#### [RECORDS]
* * * * *

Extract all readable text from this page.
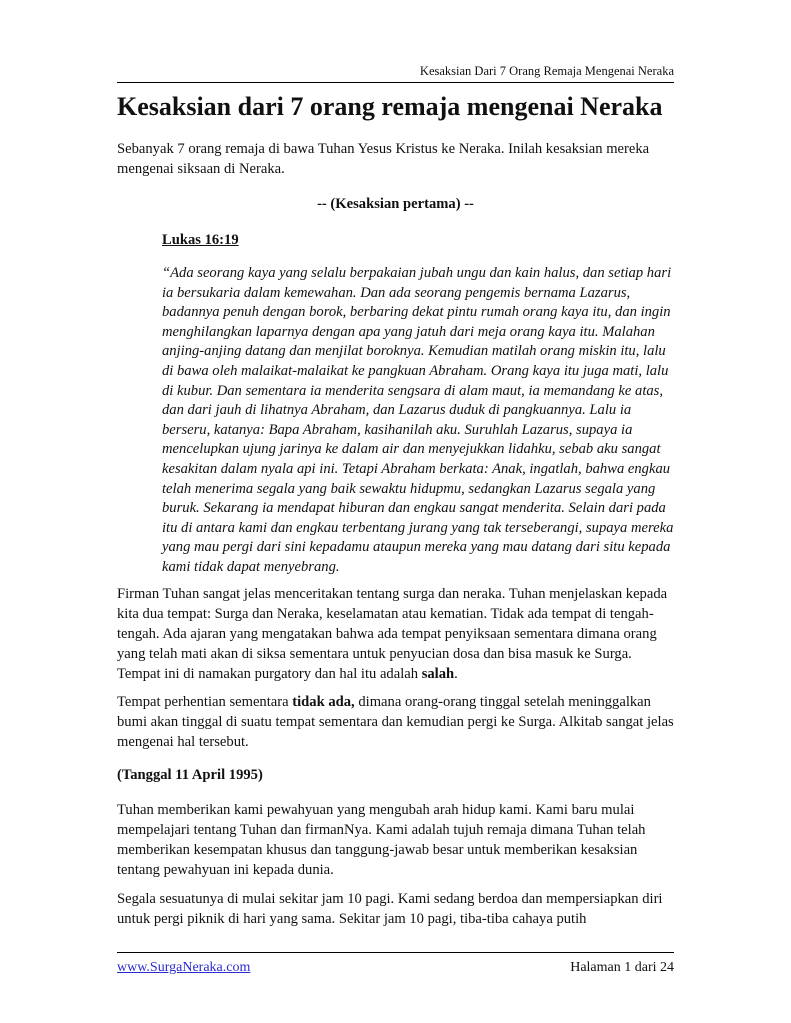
Kesaksian Dari 7 Orang Remaja Mengenai Neraka
Kesaksian dari 7 orang remaja mengenai Neraka

Sebanyak 7 orang remaja di bawa Tuhan Yesus Kristus ke Neraka. Inilah kesaksian mereka mengenai siksaan di Neraka.

-- (Kesaksian pertama) --
Lukas 16:19

“Ada seorang kaya yang selalu berpakaian jubah ungu dan kain halus, dan setiap hari ia bersukaria dalam kemewahan. Dan ada seorang pengemis bernama Lazarus, badannya penuh dengan borok, berbaring dekat pintu rumah orang kaya itu, dan ingin menghilangkan laparnya dengan apa yang jatuh dari meja orang kaya itu. Malahan anjing-anjing datang dan menjilat boroknya. Kemudian matilah orang miskin itu, lalu di bawa oleh malaikat-malaikat ke pangkuan Abraham. Orang kaya itu juga mati, lalu di kubur. Dan sementara ia menderita sengsara di alam maut, ia memandang ke atas, dan dari jauh di lihatnya Abraham, dan Lazarus duduk di pangkuannya. Lalu ia berseru, katanya: Bapa Abraham, kasihanilah aku. Suruhlah Lazarus, supaya ia mencelupkan ujung jarinya ke dalam air dan menyejukkan lidahku, sebab aku sangat kesakitan dalam nyala api ini. Tetapi Abraham berkata: Anak, ingatlah, bahwa engkau telah menerima segala yang baik sewaktu hidupmu, sedangkan Lazarus segala yang buruk. Sekarang ia mendapat hiburan dan engkau sangat menderita. Selain dari pada itu di antara kami dan engkau terbentang jurang yang tak terseberangi, supaya mereka yang mau pergi dari sini kepadamu ataupun mereka yang mau datang dari situ kepada kami tidak dapat menyebrang.

Firman Tuhan sangat jelas menceritakan tentang surga dan neraka. Tuhan menjelaskan kepada kita dua tempat: Surga dan Neraka, keselamatan atau kematian. Tidak ada tempat di tengah-tengah. Ada ajaran yang mengatakan bahwa ada tempat penyiksaan sementara dimana orang yang telah mati akan di siksa sementara untuk penyucian dosa dan bisa masuk ke Surga. Tempat ini di namakan purgatory dan hal itu adalah salah.

Tempat perhentian sementara tidak ada, dimana orang-orang tinggal setelah meninggalkan bumi akan tinggal di suatu tempat sementara dan kemudian pergi ke Surga. Alkitab sangat jelas mengenai hal tersebut.

(Tanggal 11 April 1995)

Tuhan memberikan kami pewahyuan yang mengubah arah hidup kami. Kami baru mulai mempelajari tentang Tuhan dan firmanNya. Kami adalah tujuh remaja dimana Tuhan telah memberikan kesempatan khusus dan tanggung-jawab besar untuk memberikan kesaksian tentang pewahyuan ini kepada dunia.

Segala sesuatunya di mulai sekitar jam 10 pagi. Kami sedang berdoa dan mempersiapkan diri untuk pergi piknik di hari yang sama. Sekitar jam 10 pagi, tiba-tiba cahaya putih

www.SurgaNeraka.com	Halaman 1 dari 24
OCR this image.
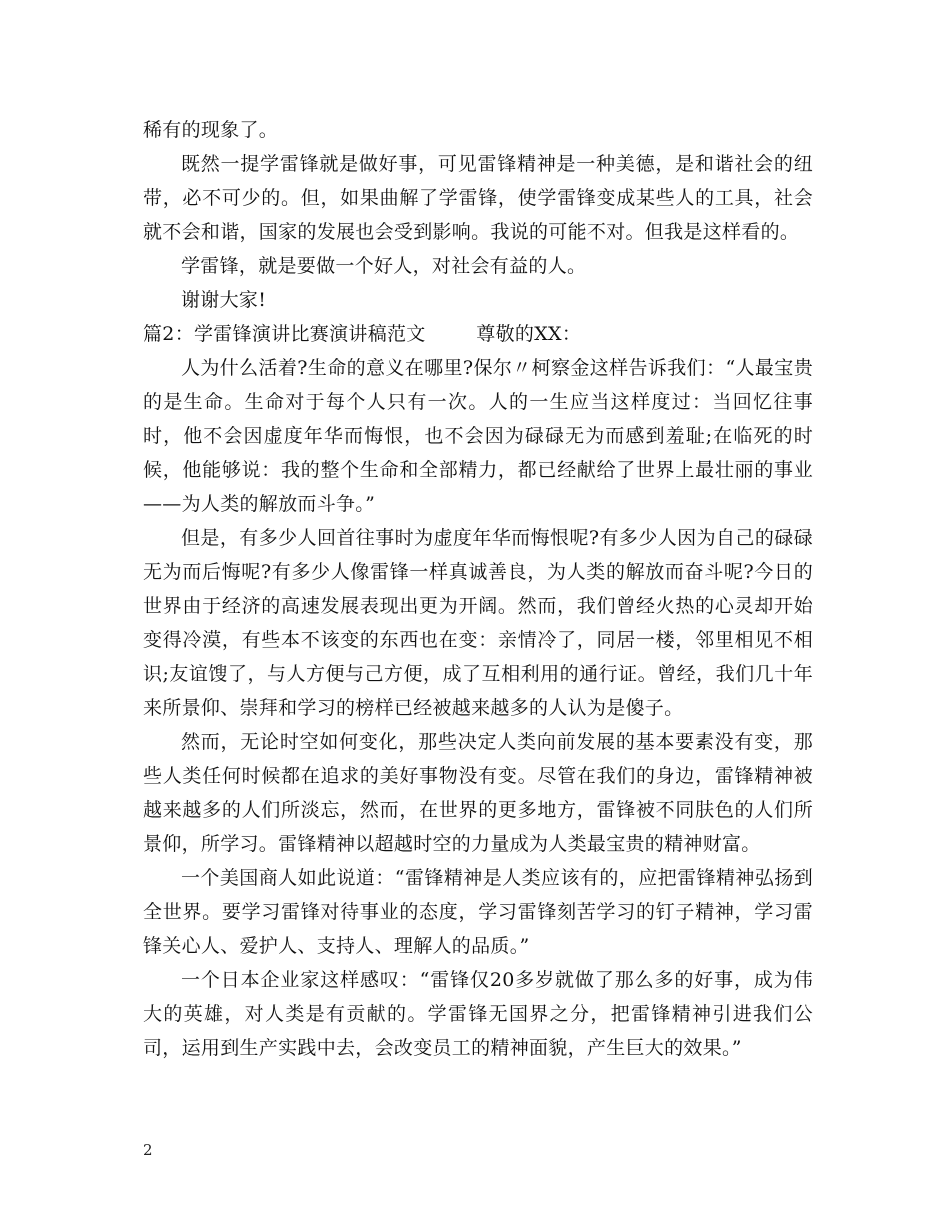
稀有的现象了。

既然一提学雷锋就是做好事，可见雷锋精神是一种美德，是和谐社会的纽带，必不可少的。但，如果曲解了学雷锋，使学雷锋变成某些人的工具，社会就不会和谐，国家的发展也会受到影响。我说的可能不对。但我是这样看的。

学雷锋，就是要做一个好人，对社会有益的人。

谢谢大家!

篇2：学雷锋演讲比赛演讲稿范文        尊敬的XX：

人为什么活着?生命的意义在哪里?保尔〃柯察金这样告诉我们：“人最宝贵的是生命。生命对于每个人只有一次。人的一生应当这样度过：当回忆往事时，他不会因虚度年华而悔恨，也不会因为碌碌无为而感到羞耻;在临死的时候，他能够说：我的整个生命和全部精力，都已经献给了世界上最壮丽的事业——为人类的解放而斗争。”

但是，有多少人回首往事时为虚度年华而悔恨呢?有多少人因为自己的碌碌无为而后悔呢?有多少人像雷锋一样真诚善良，为人类的解放而奋斗呢?今日的世界由于经济的高速发展表现出更为开阔。然而，我们曾经火热的心灵却开始变得冷漠，有些本不该变的东西也在变：亲情冷了，同居一楼，邻里相见不相识;友谊馊了，与人方便与己方便，成了互相利用的通行证。曾经，我们几十年来所景仰、崇拜和学习的榜样已经被越来越多的人认为是傻子。

然而，无论时空如何变化，那些决定人类向前发展的基本要素没有变，那些人类任何时候都在追求的美好事物没有变。尽管在我们的身边，雷锋精神被越来越多的人们所淡忘，然而，在世界的更多地方，雷锋被不同肤色的人们所景仰，所学习。雷锋精神以超越时空的力量成为人类最宝贵的精神财富。

一个美国商人如此说道：“雷锋精神是人类应该有的，应把雷锋精神弘扬到全世界。要学习雷锋对待事业的态度，学习雷锋刻苦学习的钉子精神，学习雷锋关心人、爱护人、支持人、理解人的品质。”

一个日本企业家这样感叹：“雷锋仅20多岁就做了那么多的好事，成为伟大的英雄，对人类是有贡献的。学雷锋无国界之分，把雷锋精神引进我们公司，运用到生产实践中去，会改变员工的精神面貌，产生巨大的效果。”

2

* * * * *

#### [DIRECTIVE]
Copy each line of the records that contains the word "kepada".

#### [CORRECT RESULT]
“Ada seorang kaya yang selalu berpakaian jubah ungu dan kain halus, dan setiap hari ia bersukaria dalam kemewahan. Dan ada seorang pengemis bernama Lazarus, badannya penuh dengan borok, berbaring dekat pintu rumah orang kaya itu, dan ingin menghilangkan laparnya dengan apa yang jatuh dari meja orang kaya itu. Malahan anjing-anjing datang dan menjilat boroknya. Kemudian matilah orang miskin itu, lalu di bawa oleh malaikat-malaikat ke pangkuan Abraham. Orang kaya itu juga mati, lalu di kubur. Dan sementara ia menderita sengsara di alam maut, ia memandang ke atas, dan dari jauh di lihatnya Abraham, dan Lazarus duduk di pangkuannya. Lalu ia berseru, katanya: Bapa Abraham, kasihanilah aku. Suruhlah Lazarus, supaya ia mencelupkan ujung jarinya ke dalam air dan menyejukkan lidahku, sebab aku sangat kesakitan dalam nyala api ini. Tetapi Abraham berkata: Anak, ingatlah, bahwa engkau telah menerima segala yang baik sewaktu hidupmu, sedangkan Lazarus segala yang buruk. Sekarang ia mendapat hiburan dan engkau sangat menderita. Selain dari pada itu di antara kami dan engkau terbentang jurang yang tak terseberangi, supaya mereka yang mau pergi dari sini kepadamu ataupun mereka yang mau datang dari situ kepada kami tidak dapat menyebrang.
Firman Tuhan sangat jelas menceritakan tentang surga dan neraka. Tuhan menjelaskan kepada kita dua tempat: Surga dan Neraka, keselamatan atau kematian. Tidak ada tempat di tengah-tengah. Ada ajaran yang mengatakan bahwa ada tempat penyiksaan sementara dimana orang yang telah mati akan di siksa sementara untuk penyucian dosa dan bisa masuk ke Surga. Tempat ini di namakan purgatory dan hal itu adalah salah.
Tuhan memberikan kami pewahyuan yang mengubah arah hidup kami. Kami baru mulai mempelajari tentang Tuhan dan firmanNya. Kami adalah tujuh remaja dimana Tuhan telah memberikan kesempatan khusus dan tanggung-jawab besar untuk memberikan kesaksian tentang pewahyuan ini kepada dunia.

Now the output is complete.